**Entries supplied**
***

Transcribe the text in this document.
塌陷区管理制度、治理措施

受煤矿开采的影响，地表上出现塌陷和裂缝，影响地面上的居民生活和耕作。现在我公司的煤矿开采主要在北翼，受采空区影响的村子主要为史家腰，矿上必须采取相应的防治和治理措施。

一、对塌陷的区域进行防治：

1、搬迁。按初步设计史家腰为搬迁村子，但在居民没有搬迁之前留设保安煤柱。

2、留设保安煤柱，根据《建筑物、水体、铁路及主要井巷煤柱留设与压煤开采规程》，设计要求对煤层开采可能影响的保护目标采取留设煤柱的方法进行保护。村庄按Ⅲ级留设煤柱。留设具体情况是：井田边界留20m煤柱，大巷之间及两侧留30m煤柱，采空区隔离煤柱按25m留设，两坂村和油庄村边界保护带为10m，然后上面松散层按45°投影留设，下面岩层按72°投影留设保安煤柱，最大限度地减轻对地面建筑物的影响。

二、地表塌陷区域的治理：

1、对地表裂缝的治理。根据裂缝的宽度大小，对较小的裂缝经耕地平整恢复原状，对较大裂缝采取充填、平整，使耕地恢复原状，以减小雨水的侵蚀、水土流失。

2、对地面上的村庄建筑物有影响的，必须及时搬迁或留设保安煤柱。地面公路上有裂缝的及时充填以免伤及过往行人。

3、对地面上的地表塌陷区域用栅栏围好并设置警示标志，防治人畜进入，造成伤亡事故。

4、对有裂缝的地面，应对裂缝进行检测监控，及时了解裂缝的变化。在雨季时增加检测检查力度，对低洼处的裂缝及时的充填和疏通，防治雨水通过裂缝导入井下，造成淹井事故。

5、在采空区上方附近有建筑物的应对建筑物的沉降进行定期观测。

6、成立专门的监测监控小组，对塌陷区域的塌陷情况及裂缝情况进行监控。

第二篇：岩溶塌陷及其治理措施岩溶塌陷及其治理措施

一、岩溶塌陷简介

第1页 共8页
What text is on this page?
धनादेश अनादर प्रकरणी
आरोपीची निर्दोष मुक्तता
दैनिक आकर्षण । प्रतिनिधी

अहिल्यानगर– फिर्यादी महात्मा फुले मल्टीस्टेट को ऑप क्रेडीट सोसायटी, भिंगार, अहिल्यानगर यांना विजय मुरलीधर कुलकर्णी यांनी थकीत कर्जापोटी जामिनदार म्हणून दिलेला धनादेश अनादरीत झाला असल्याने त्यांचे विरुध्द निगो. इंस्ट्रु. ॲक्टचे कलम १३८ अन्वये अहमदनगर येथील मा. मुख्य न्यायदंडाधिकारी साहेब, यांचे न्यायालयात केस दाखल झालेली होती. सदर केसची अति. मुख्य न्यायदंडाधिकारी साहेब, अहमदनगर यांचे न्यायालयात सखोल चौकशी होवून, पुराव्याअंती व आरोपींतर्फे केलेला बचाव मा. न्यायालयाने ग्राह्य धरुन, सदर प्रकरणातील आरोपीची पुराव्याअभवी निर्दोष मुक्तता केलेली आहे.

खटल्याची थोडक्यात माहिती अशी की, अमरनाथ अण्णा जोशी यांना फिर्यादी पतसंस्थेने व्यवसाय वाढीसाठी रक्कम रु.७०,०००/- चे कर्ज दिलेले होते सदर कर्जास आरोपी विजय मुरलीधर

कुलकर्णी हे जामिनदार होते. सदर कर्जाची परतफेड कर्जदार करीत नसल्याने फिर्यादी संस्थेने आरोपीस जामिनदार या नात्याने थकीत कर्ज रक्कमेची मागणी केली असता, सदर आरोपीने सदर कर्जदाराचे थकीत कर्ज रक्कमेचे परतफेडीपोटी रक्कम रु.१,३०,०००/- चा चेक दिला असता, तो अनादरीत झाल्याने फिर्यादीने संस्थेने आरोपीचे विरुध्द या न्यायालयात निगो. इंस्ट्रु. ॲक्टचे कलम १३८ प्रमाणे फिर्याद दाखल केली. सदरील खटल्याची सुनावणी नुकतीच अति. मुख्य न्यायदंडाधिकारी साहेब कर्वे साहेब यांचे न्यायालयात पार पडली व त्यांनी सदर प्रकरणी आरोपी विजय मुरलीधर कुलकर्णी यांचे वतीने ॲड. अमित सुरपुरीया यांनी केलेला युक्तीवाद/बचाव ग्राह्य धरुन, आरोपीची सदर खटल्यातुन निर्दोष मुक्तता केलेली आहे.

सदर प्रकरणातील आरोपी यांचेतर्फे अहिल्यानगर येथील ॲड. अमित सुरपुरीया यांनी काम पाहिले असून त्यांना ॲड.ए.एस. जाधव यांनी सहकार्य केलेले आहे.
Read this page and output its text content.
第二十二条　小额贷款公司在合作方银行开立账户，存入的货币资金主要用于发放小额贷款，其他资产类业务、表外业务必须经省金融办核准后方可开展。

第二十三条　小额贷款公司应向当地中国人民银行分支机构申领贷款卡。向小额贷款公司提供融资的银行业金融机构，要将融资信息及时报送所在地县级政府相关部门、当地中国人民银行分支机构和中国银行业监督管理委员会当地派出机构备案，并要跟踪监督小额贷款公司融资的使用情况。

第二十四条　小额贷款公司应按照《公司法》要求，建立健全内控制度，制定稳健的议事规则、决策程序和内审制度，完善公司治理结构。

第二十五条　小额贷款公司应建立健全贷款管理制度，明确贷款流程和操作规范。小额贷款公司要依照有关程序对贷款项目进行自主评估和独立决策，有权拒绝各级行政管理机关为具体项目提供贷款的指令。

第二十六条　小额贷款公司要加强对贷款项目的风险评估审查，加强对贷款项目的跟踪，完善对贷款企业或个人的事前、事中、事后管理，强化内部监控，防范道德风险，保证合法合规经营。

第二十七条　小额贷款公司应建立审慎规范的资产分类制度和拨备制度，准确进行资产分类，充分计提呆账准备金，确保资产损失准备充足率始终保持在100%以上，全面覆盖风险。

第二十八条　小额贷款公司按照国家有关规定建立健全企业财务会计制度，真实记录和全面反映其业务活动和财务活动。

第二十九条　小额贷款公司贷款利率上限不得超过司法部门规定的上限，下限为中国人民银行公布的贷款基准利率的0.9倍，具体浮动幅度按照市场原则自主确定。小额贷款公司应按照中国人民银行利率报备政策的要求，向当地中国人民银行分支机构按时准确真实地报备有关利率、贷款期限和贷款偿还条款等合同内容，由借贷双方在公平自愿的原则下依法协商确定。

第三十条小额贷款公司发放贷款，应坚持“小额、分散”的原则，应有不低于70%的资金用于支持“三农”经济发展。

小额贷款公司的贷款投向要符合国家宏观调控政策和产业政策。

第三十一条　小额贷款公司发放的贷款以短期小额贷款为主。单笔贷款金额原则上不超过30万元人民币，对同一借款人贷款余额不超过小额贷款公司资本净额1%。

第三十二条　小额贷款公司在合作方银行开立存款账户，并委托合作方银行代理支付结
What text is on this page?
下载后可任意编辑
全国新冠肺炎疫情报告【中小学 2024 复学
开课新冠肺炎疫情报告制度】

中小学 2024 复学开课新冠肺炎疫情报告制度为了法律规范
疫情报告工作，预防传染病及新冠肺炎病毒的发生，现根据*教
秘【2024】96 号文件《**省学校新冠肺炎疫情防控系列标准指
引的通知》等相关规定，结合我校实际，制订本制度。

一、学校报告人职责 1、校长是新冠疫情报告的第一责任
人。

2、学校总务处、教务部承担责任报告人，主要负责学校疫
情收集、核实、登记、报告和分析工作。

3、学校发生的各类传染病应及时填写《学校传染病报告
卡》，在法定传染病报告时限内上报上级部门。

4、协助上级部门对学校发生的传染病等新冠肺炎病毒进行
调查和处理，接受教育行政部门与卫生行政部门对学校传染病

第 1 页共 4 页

***

**What is expected**
Locate the word "this" in the records above, and return each line that has it.

**Exercise answer**
Transcribe the text in this document.
What text is on this page?
Read this page and output its text content.
What text is on this page?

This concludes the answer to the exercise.